Rows:
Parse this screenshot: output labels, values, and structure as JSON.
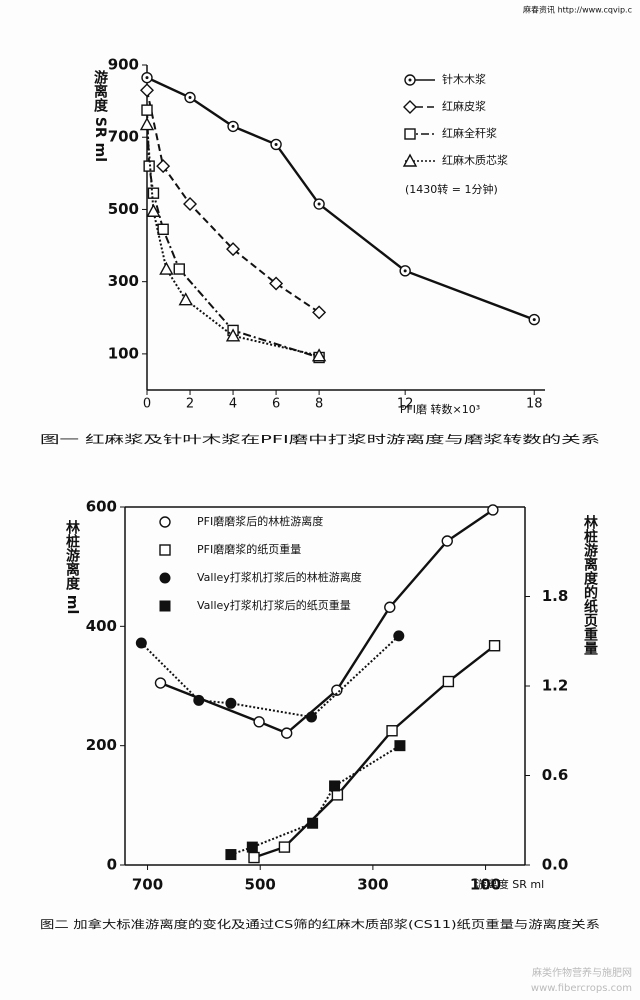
{
  "header": "麻春资讯 http://www.cqvip.c",
  "watermark": [
    "麻类作物营养与施肥网",
    "www.fibercrops.com"
  ],
  "chart_data": [
    {
      "type": "line",
      "title": "图一 红麻浆及针叶木浆在PFI磨中打浆时游离度与磨浆转数的关系",
      "ylabel": "游离度 SR ml",
      "xlabel": "PFI磨 转数×10³",
      "note": "(1430转 = 1分钟)",
      "xlim": [
        0,
        18.5
      ],
      "ylim": [
        0,
        900
      ],
      "xticks": [
        0,
        2,
        4,
        6,
        8,
        12,
        18
      ],
      "yticks": [
        100,
        300,
        500,
        700,
        900
      ],
      "series": [
        {
          "name": "针木木浆",
          "color": "#111111",
          "marker": "circle-dot",
          "dash": "solid",
          "x": [
            0,
            2,
            4,
            6,
            8,
            12,
            18
          ],
          "values": [
            865,
            810,
            730,
            680,
            515,
            330,
            195
          ]
        },
        {
          "name": "红麻皮浆",
          "color": "#111111",
          "marker": "diamond",
          "dash": "dashed",
          "x": [
            0,
            0.75,
            2,
            4,
            6,
            8
          ],
          "values": [
            830,
            620,
            515,
            390,
            295,
            215
          ]
        },
        {
          "name": "红麻全秆浆",
          "color": "#111111",
          "marker": "square",
          "dash": "dashdot",
          "x": [
            0,
            0.1,
            0.3,
            0.75,
            1.5,
            4,
            8
          ],
          "values": [
            775,
            620,
            545,
            445,
            335,
            165,
            90
          ]
        },
        {
          "name": "红麻木质芯浆",
          "color": "#111111",
          "marker": "triangle",
          "dash": "dotted",
          "x": [
            0,
            0.3,
            0.9,
            1.8,
            4,
            8
          ],
          "values": [
            735,
            495,
            335,
            250,
            150,
            95
          ]
        }
      ]
    },
    {
      "type": "line",
      "title": "图二 加拿大标准游离度的变化及通过CS筛的红麻木质部浆(CS11)纸页重量与游离度关系",
      "ylabel": "林桩游离度 ml",
      "y2label": "林桩游离度的纸页重量",
      "xlabel": "游离度 SR ml",
      "xlim": [
        740,
        30
      ],
      "ylim": [
        0,
        600
      ],
      "y2lim": [
        0,
        2.4
      ],
      "xticks": [
        700,
        500,
        300,
        100
      ],
      "yticks": [
        0,
        200,
        400,
        600
      ],
      "y2ticks": [
        {
          "value": 0,
          "label": "0.0"
        },
        0.6,
        1.2,
        1.8
      ],
      "series": [
        {
          "name": "PFI磨磨浆后的林桩游离度",
          "color": "#111111",
          "marker": "circle-open",
          "dash": "solid",
          "x": [
            677,
            502,
            453,
            364,
            270,
            168,
            87
          ],
          "values": [
            305,
            240,
            221,
            293,
            432,
            543,
            595
          ]
        },
        {
          "name": "PFI磨磨浆的纸页重量",
          "color": "#111111",
          "marker": "square-open",
          "dash": "solid",
          "axis": "y2",
          "x": [
            511,
            457,
            363,
            266,
            166,
            84
          ],
          "values": [
            0.05,
            0.12,
            0.47,
            0.9,
            1.23,
            1.47
          ]
        },
        {
          "name": "Valley打浆机打浆后的林桩游离度",
          "color": "#111111",
          "marker": "circle-filled",
          "dash": "dotted",
          "x": [
            711,
            609,
            552,
            409,
            254
          ],
          "values": [
            372,
            276,
            271,
            248,
            384
          ]
        },
        {
          "name": "Valley打浆机打浆后的纸页重量",
          "color": "#111111",
          "marker": "square-filled",
          "dash": "dotted",
          "axis": "y2",
          "x": [
            552,
            514,
            407,
            368,
            252
          ],
          "values": [
            0.07,
            0.12,
            0.28,
            0.53,
            0.8
          ]
        }
      ]
    }
  ]
}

Job:
Your task is to collect every line above that contains the word "title".

Output for this exercise:
      "title": "图一 红麻浆及针叶木浆在PFI磨中打浆时游离度与磨浆转数的关系",
      "title": "图二 加拿大标准游离度的变化及通过CS筛的红麻木质部浆(CS11)纸页重量与游离度关系",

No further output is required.